**Directive**
Exactly reproduce the entries, dropping any pictures from your copy.

**Listing**
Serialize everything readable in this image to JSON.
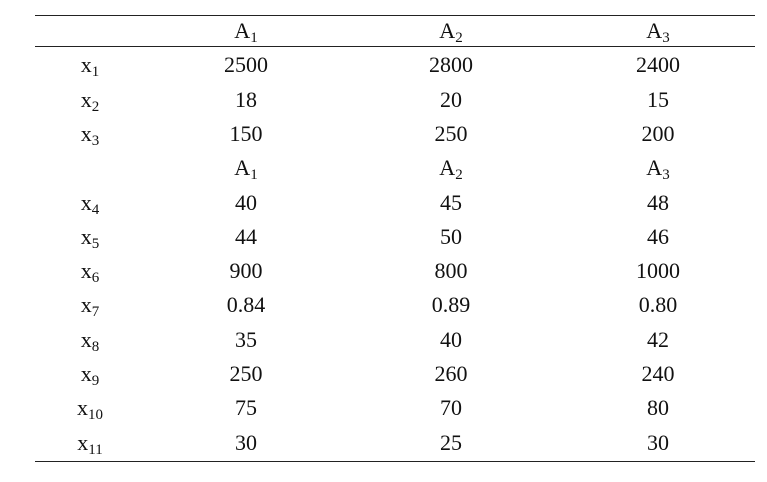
{
  "table": {
    "header": [
      {
        "base": "A",
        "sub": "1"
      },
      {
        "base": "A",
        "sub": "2"
      },
      {
        "base": "A",
        "sub": "3"
      }
    ],
    "rows_top": [
      {
        "label": {
          "base": "x",
          "sub": "1"
        },
        "values": [
          "2500",
          "2800",
          "2400"
        ]
      },
      {
        "label": {
          "base": "x",
          "sub": "2"
        },
        "values": [
          "18",
          "20",
          "15"
        ]
      },
      {
        "label": {
          "base": "x",
          "sub": "3"
        },
        "values": [
          "150",
          "250",
          "200"
        ]
      }
    ],
    "subheader": [
      {
        "base": "A",
        "sub": "1"
      },
      {
        "base": "A",
        "sub": "2"
      },
      {
        "base": "A",
        "sub": "3"
      }
    ],
    "rows_bottom": [
      {
        "label": {
          "base": "x",
          "sub": "4"
        },
        "values": [
          "40",
          "45",
          "48"
        ]
      },
      {
        "label": {
          "base": "x",
          "sub": "5"
        },
        "values": [
          "44",
          "50",
          "46"
        ]
      },
      {
        "label": {
          "base": "x",
          "sub": "6"
        },
        "values": [
          "900",
          "800",
          "1000"
        ]
      },
      {
        "label": {
          "base": "x",
          "sub": "7"
        },
        "values": [
          "0.84",
          "0.89",
          "0.80"
        ]
      },
      {
        "label": {
          "base": "x",
          "sub": "8"
        },
        "values": [
          "35",
          "40",
          "42"
        ]
      },
      {
        "label": {
          "base": "x",
          "sub": "9"
        },
        "values": [
          "250",
          "260",
          "240"
        ]
      },
      {
        "label": {
          "base": "x",
          "sub": "10"
        },
        "values": [
          "75",
          "70",
          "80"
        ]
      },
      {
        "label": {
          "base": "x",
          "sub": "11"
        },
        "values": [
          "30",
          "25",
          "30"
        ]
      }
    ]
  }
}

**Solution for this task**
Serialize everything readable in this image to JSON.
{
  "table": {
    "header": [
      {
        "base": "A",
        "sub": "1"
      },
      {
        "base": "A",
        "sub": "2"
      },
      {
        "base": "A",
        "sub": "3"
      }
    ],
    "rows_top": [
      {
        "label": {
          "base": "x",
          "sub": "1"
        },
        "values": [
          "2500",
          "2800",
          "2400"
        ]
      },
      {
        "label": {
          "base": "x",
          "sub": "2"
        },
        "values": [
          "18",
          "20",
          "15"
        ]
      },
      {
        "label": {
          "base": "x",
          "sub": "3"
        },
        "values": [
          "150",
          "250",
          "200"
        ]
      }
    ],
    "subheader": [
      {
        "base": "A",
        "sub": "1"
      },
      {
        "base": "A",
        "sub": "2"
      },
      {
        "base": "A",
        "sub": "3"
      }
    ],
    "rows_bottom": [
      {
        "label": {
          "base": "x",
          "sub": "4"
        },
        "values": [
          "40",
          "45",
          "48"
        ]
      },
      {
        "label": {
          "base": "x",
          "sub": "5"
        },
        "values": [
          "44",
          "50",
          "46"
        ]
      },
      {
        "label": {
          "base": "x",
          "sub": "6"
        },
        "values": [
          "900",
          "800",
          "1000"
        ]
      },
      {
        "label": {
          "base": "x",
          "sub": "7"
        },
        "values": [
          "0.84",
          "0.89",
          "0.80"
        ]
      },
      {
        "label": {
          "base": "x",
          "sub": "8"
        },
        "values": [
          "35",
          "40",
          "42"
        ]
      },
      {
        "label": {
          "base": "x",
          "sub": "9"
        },
        "values": [
          "250",
          "260",
          "240"
        ]
      },
      {
        "label": {
          "base": "x",
          "sub": "10"
        },
        "values": [
          "75",
          "70",
          "80"
        ]
      },
      {
        "label": {
          "base": "x",
          "sub": "11"
        },
        "values": [
          "30",
          "25",
          "30"
        ]
      }
    ]
  }
}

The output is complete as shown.